EXERCISE TASK 1: From the passage on the XBL content element, extract the text from "Expected context:: Any, but" to "processing content elements.)".
EXERCISE TASK 2:
Answer these questions using the passage on the XBL content element:
(a) What must not appear anywhere in the ancestor chain of a content element?
(b) What children does a content element expect?
(c) When the includes attribute matches none of the children, what goes into the final flattened tree in place of the content element?
EXERCISE TASK 3:
Using the passage on the XBL content element, decide whether each statement agrees with it. Answer yes or no, and quote the deciding words.
(a) A content element may be used with no template element anywhere in its ancestor chain.
(b) Shadow content placed between the bound element and the content elements changes the document model.
(c) Children of the bound element matched by the includes attribute take the place of the content element in the final flattened tree.

TEXT PASSAGE:
*****

The semantics of non-XBL elements inside this element are untouched, which can lead to unintuitive results. (See: semantics of non-XBL elements in XBL contexts.)

2.5. The content Element

Expected context:: Any, but there must be a correct template element somewhere in the ancestor chain, and there must not be any correct content elements anywhere in the ancestor chain.
Expected children:: Anything.

The content element is used inside shadow content to specify insertion points for explicit children that might already exist underneath the bound element. As far as the presentation model is concerned, any shadow content the binding places between the bound element and the content elements is interleaved between the bound element and its explicit children without affecting the document model. (See: processing content elements.)

If the includes attribute successfully matches against children of the bound element, then those children are inserted into the final flattened tree in place of the content element. If the includes attribute does not match against any children, then the child elements of the content element are inserted into the final flattened tree in place of the content element instead.

*****

PROVIDED RECORDS:

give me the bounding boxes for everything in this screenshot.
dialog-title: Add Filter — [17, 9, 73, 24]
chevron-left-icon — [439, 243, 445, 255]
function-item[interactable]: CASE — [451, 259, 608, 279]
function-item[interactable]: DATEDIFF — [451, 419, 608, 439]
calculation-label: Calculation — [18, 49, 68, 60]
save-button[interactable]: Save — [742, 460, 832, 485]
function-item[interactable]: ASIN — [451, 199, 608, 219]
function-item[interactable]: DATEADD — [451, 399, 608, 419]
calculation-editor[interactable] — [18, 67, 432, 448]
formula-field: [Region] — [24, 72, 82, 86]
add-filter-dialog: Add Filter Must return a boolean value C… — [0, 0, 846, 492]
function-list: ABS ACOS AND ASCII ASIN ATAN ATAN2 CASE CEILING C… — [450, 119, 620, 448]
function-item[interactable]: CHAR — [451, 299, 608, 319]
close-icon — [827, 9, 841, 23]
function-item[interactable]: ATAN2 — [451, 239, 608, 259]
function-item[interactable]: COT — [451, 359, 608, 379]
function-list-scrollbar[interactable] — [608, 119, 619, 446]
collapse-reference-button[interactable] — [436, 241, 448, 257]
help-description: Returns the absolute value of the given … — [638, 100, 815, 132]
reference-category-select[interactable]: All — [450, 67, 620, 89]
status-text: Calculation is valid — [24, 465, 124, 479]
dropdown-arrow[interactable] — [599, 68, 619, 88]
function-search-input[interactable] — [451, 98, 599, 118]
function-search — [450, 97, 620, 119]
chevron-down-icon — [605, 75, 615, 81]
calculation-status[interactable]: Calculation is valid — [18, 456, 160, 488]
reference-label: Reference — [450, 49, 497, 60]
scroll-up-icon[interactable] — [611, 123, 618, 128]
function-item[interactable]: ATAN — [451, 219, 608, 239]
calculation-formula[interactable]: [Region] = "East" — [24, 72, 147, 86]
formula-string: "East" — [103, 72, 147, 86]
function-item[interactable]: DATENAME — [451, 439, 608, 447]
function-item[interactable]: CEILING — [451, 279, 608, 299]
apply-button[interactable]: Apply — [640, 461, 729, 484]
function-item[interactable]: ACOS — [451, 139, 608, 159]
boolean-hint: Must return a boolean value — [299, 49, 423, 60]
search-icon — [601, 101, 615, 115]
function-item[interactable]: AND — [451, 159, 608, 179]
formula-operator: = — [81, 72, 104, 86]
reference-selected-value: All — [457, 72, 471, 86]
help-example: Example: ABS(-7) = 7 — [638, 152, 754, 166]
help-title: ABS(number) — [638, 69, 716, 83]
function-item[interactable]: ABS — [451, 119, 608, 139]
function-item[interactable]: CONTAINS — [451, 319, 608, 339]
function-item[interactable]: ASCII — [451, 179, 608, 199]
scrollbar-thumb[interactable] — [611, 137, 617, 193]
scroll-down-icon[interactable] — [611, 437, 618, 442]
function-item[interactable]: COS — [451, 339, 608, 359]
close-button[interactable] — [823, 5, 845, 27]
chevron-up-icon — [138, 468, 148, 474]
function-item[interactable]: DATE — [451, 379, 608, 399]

*****

COMPLETE RESPONSE 1:
Expected context:: Any, but there must be a correct template element somewhere in the ancestor chain, and there must not be any correct content elements anywhere in the ancestor chain.
Expected children:: Anything.

The content element is used inside shadow content to specify insertion points for explicit children that might already exist underneath the bound element. As far as the presentation model is concerned, any shadow content the binding places between the bound element and the content elements is interleaved between the bound element and its explicit children without affecting the document model. (See: processing content elements.)

COMPLETE RESPONSE 2:
(a) Correct content elements.
(b) Anything.
(c) The child elements of the content element.

COMPLETE RESPONSE 3:
(a) No: "there must be a correct template element somewhere in the ancestor chain"
(b) No: "without affecting the document model"
(c) Yes: "those children are inserted into the final flattened tree in place of the content element"